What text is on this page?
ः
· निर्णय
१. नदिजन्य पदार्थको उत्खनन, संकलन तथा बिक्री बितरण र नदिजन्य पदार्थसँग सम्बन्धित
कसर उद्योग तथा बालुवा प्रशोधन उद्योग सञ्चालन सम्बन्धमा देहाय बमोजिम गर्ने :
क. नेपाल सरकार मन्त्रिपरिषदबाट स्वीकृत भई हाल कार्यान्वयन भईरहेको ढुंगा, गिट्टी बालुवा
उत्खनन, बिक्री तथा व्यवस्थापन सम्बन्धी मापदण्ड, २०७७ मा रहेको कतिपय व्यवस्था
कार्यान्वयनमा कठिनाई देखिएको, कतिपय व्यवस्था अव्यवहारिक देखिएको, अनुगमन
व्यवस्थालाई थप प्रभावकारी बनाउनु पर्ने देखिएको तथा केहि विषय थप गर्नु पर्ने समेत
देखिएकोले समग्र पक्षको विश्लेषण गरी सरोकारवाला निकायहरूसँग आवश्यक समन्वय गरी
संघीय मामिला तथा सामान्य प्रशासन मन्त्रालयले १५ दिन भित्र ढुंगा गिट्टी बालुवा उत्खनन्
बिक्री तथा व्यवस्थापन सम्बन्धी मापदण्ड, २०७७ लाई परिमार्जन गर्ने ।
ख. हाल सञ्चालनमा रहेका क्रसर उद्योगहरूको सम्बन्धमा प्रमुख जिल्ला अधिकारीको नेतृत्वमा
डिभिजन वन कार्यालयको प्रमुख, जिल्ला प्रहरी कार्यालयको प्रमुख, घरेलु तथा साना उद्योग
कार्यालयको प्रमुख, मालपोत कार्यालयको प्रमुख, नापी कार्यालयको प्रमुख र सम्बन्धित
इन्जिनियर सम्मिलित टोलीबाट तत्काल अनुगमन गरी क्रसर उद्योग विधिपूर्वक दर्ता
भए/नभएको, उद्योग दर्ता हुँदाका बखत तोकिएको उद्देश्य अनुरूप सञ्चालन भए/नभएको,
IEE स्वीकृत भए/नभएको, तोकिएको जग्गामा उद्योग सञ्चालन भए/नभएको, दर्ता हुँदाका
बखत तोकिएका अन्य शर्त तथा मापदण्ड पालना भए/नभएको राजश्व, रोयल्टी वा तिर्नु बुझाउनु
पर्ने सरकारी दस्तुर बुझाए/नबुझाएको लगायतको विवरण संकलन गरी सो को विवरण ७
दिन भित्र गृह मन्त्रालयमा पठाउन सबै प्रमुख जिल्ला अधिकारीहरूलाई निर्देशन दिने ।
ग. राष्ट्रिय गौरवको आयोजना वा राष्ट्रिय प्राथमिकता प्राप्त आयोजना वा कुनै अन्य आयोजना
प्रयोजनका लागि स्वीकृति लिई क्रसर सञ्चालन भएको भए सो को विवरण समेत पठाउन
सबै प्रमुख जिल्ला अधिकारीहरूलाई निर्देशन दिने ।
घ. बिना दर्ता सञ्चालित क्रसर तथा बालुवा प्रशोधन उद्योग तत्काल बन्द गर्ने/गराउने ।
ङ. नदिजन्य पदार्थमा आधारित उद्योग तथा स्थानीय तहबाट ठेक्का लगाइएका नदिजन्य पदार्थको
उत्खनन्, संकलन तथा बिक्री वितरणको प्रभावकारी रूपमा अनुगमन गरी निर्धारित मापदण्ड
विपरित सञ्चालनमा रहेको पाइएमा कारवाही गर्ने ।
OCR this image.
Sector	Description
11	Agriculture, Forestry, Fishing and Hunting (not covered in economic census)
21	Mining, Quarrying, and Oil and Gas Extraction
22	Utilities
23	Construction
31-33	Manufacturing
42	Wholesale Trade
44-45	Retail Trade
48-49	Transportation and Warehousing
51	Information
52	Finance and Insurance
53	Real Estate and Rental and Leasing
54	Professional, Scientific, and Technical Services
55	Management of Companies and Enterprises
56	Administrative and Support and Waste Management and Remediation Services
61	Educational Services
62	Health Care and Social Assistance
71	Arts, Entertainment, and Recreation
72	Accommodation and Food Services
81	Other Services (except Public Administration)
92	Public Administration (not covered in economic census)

+++++

- [PROBLEM REQUIREMENTS]
Provide all the records again, word for word.

- [EXPECTED ANSWER]
What text is on this page?
ः
· निर्णय
१. नदिजन्य पदार्थको उत्खनन, संकलन तथा बिक्री बितरण र नदिजन्य पदार्थसँग सम्बन्धित
कसर उद्योग तथा बालुवा प्रशोधन उद्योग सञ्चालन सम्बन्धमा देहाय बमोजिम गर्ने :
क. नेपाल सरकार मन्त्रिपरिषदबाट स्वीकृत भई हाल कार्यान्वयन भईरहेको ढुंगा, गिट्टी बालुवा
उत्खनन, बिक्री तथा व्यवस्थापन सम्बन्धी मापदण्ड, २०७७ मा रहेको कतिपय व्यवस्था
कार्यान्वयनमा कठिनाई देखिएको, कतिपय व्यवस्था अव्यवहारिक देखिएको, अनुगमन
व्यवस्थालाई थप प्रभावकारी बनाउनु पर्ने देखिएको तथा केहि विषय थप गर्नु पर्ने समेत
देखिएकोले समग्र पक्षको विश्लेषण गरी सरोकारवाला निकायहरूसँग आवश्यक समन्वय गरी
संघीय मामिला तथा सामान्य प्रशासन मन्त्रालयले १५ दिन भित्र ढुंगा गिट्टी बालुवा उत्खनन्
बिक्री तथा व्यवस्थापन सम्बन्धी मापदण्ड, २०७७ लाई परिमार्जन गर्ने ।
ख. हाल सञ्चालनमा रहेका क्रसर उद्योगहरूको सम्बन्धमा प्रमुख जिल्ला अधिकारीको नेतृत्वमा
डिभिजन वन कार्यालयको प्रमुख, जिल्ला प्रहरी कार्यालयको प्रमुख, घरेलु तथा साना उद्योग
कार्यालयको प्रमुख, मालपोत कार्यालयको प्रमुख, नापी कार्यालयको प्रमुख र सम्बन्धित
इन्जिनियर सम्मिलित टोलीबाट तत्काल अनुगमन गरी क्रसर उद्योग विधिपूर्वक दर्ता
भए/नभएको, उद्योग दर्ता हुँदाका बखत तोकिएको उद्देश्य अनुरूप सञ्चालन भए/नभएको,
IEE स्वीकृत भए/नभएको, तोकिएको जग्गामा उद्योग सञ्चालन भए/नभएको, दर्ता हुँदाका
बखत तोकिएका अन्य शर्त तथा मापदण्ड पालना भए/नभएको राजश्व, रोयल्टी वा तिर्नु बुझाउनु
पर्ने सरकारी दस्तुर बुझाए/नबुझाएको लगायतको विवरण संकलन गरी सो को विवरण ७
दिन भित्र गृह मन्त्रालयमा पठाउन सबै प्रमुख जिल्ला अधिकारीहरूलाई निर्देशन दिने ।
ग. राष्ट्रिय गौरवको आयोजना वा राष्ट्रिय प्राथमिकता प्राप्त आयोजना वा कुनै अन्य आयोजना
प्रयोजनका लागि स्वीकृति लिई क्रसर सञ्चालन भएको भए सो को विवरण समेत पठाउन
सबै प्रमुख जिल्ला अधिकारीहरूलाई निर्देशन दिने ।
घ. बिना दर्ता सञ्चालित क्रसर तथा बालुवा प्रशोधन उद्योग तत्काल बन्द गर्ने/गराउने ।
ङ. नदिजन्य पदार्थमा आधारित उद्योग तथा स्थानीय तहबाट ठेक्का लगाइएका नदिजन्य पदार्थको
उत्खनन्, संकलन तथा बिक्री वितरणको प्रभावकारी रूपमा अनुगमन गरी निर्धारित मापदण्ड
विपरित सञ्चालनमा रहेको पाइएमा कारवाही गर्ने ।
OCR this image.
Sector	Description
11	Agriculture, Forestry, Fishing and Hunting (not covered in economic census)
21	Mining, Quarrying, and Oil and Gas Extraction
22	Utilities
23	Construction
31-33	Manufacturing
42	Wholesale Trade
44-45	Retail Trade
48-49	Transportation and Warehousing
51	Information
52	Finance and Insurance
53	Real Estate and Rental and Leasing
54	Professional, Scientific, and Technical Services
55	Management of Companies and Enterprises
56	Administrative and Support and Waste Management and Remediation Services
61	Educational Services
62	Health Care and Social Assistance
71	Arts, Entertainment, and Recreation
72	Accommodation and Food Services
81	Other Services (except Public Administration)
92	Public Administration (not covered in economic census)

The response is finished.